╭─ Working data
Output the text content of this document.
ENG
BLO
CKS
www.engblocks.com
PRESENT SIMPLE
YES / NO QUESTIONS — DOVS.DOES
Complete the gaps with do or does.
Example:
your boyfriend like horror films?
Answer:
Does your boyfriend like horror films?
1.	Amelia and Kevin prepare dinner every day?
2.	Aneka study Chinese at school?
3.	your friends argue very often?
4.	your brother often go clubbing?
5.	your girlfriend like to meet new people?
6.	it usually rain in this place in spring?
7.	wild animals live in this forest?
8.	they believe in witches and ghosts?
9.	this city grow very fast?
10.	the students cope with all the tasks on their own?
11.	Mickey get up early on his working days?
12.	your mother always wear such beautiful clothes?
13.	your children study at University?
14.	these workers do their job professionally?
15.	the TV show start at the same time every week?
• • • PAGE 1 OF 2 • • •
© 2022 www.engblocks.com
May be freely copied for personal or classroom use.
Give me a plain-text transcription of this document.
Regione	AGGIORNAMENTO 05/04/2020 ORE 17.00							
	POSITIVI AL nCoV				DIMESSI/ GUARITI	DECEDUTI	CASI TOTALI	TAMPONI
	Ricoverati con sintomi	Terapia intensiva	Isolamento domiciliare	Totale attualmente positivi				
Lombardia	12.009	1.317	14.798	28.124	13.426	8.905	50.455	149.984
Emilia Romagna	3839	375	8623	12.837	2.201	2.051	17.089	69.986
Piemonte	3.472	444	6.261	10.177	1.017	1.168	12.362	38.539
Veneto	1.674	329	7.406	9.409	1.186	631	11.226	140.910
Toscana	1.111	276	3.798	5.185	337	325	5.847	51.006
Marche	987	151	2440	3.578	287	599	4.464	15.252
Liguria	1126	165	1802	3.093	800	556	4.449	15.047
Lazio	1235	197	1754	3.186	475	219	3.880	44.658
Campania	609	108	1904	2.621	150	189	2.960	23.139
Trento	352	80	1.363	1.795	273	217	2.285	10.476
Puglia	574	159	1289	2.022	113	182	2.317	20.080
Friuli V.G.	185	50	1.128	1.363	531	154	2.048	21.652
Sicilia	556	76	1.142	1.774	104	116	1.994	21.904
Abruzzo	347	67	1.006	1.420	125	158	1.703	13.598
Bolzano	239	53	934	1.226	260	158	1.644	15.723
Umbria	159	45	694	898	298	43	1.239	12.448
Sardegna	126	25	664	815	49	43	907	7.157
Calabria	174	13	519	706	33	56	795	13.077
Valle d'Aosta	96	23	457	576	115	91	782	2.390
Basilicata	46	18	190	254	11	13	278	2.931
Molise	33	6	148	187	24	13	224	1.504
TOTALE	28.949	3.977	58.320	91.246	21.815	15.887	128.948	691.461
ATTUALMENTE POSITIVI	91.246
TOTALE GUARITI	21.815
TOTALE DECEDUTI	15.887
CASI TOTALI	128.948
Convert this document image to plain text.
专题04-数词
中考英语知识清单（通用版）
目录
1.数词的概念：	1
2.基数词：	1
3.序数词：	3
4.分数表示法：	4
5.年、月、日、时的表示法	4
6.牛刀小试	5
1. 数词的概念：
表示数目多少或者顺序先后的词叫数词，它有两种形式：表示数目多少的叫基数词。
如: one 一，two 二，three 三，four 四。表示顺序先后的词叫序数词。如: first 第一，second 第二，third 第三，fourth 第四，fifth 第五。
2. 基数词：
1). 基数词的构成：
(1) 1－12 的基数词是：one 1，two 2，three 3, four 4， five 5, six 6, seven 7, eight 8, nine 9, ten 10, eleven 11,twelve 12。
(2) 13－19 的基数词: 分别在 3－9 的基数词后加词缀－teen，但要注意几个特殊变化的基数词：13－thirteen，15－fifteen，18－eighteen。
╰─
Instructions to follow
Give the listing again, word for word.

Answer to the exercise
Output the text content of this document.
ENG
BLO
CKS
www.engblocks.com
PRESENT SIMPLE
YES / NO QUESTIONS — DOVS.DOES
Complete the gaps with do or does.
Example:
your boyfriend like horror films?
Answer:
Does your boyfriend like horror films?
1.	Amelia and Kevin prepare dinner every day?
2.	Aneka study Chinese at school?
3.	your friends argue very often?
4.	your brother often go clubbing?
5.	your girlfriend like to meet new people?
6.	it usually rain in this place in spring?
7.	wild animals live in this forest?
8.	they believe in witches and ghosts?
9.	this city grow very fast?
10.	the students cope with all the tasks on their own?
11.	Mickey get up early on his working days?
12.	your mother always wear such beautiful clothes?
13.	your children study at University?
14.	these workers do their job professionally?
15.	the TV show start at the same time every week?
• • • PAGE 1 OF 2 • • •
© 2022 www.engblocks.com
May be freely copied for personal or classroom use.
Give me a plain-text transcription of this document.
Regione	AGGIORNAMENTO 05/04/2020 ORE 17.00							
	POSITIVI AL nCoV				DIMESSI/ GUARITI	DECEDUTI	CASI TOTALI	TAMPONI
	Ricoverati con sintomi	Terapia intensiva	Isolamento domiciliare	Totale attualmente positivi				
Lombardia	12.009	1.317	14.798	28.124	13.426	8.905	50.455	149.984
Emilia Romagna	3839	375	8623	12.837	2.201	2.051	17.089	69.986
Piemonte	3.472	444	6.261	10.177	1.017	1.168	12.362	38.539
Veneto	1.674	329	7.406	9.409	1.186	631	11.226	140.910
Toscana	1.111	276	3.798	5.185	337	325	5.847	51.006
Marche	987	151	2440	3.578	287	599	4.464	15.252
Liguria	1126	165	1802	3.093	800	556	4.449	15.047
Lazio	1235	197	1754	3.186	475	219	3.880	44.658
Campania	609	108	1904	2.621	150	189	2.960	23.139
Trento	352	80	1.363	1.795	273	217	2.285	10.476
Puglia	574	159	1289	2.022	113	182	2.317	20.080
Friuli V.G.	185	50	1.128	1.363	531	154	2.048	21.652
Sicilia	556	76	1.142	1.774	104	116	1.994	21.904
Abruzzo	347	67	1.006	1.420	125	158	1.703	13.598
Bolzano	239	53	934	1.226	260	158	1.644	15.723
Umbria	159	45	694	898	298	43	1.239	12.448
Sardegna	126	25	664	815	49	43	907	7.157
Calabria	174	13	519	706	33	56	795	13.077
Valle d'Aosta	96	23	457	576	115	91	782	2.390
Basilicata	46	18	190	254	11	13	278	2.931
Molise	33	6	148	187	24	13	224	1.504
TOTALE	28.949	3.977	58.320	91.246	21.815	15.887	128.948	691.461
ATTUALMENTE POSITIVI	91.246
TOTALE GUARITI	21.815
TOTALE DECEDUTI	15.887
CASI TOTALI	128.948
Convert this document image to plain text.
专题04-数词
中考英语知识清单（通用版）
目录
1.数词的概念：	1
2.基数词：	1
3.序数词：	3
4.分数表示法：	4
5.年、月、日、时的表示法	4
6.牛刀小试	5
1. 数词的概念：
表示数目多少或者顺序先后的词叫数词，它有两种形式：表示数目多少的叫基数词。
如: one 一，two 二，three 三，four 四。表示顺序先后的词叫序数词。如: first 第一，second 第二，third 第三，fourth 第四，fifth 第五。
2. 基数词：
1). 基数词的构成：
(1) 1－12 的基数词是：one 1，two 2，three 3, four 4， five 5, six 6, seven 7, eight 8, nine 9, ten 10, eleven 11,twelve 12。
(2) 13－19 的基数词: 分别在 3－9 的基数词后加词缀－teen，但要注意几个特殊变化的基数词：13－thirteen，15－fifteen，18－eighteen。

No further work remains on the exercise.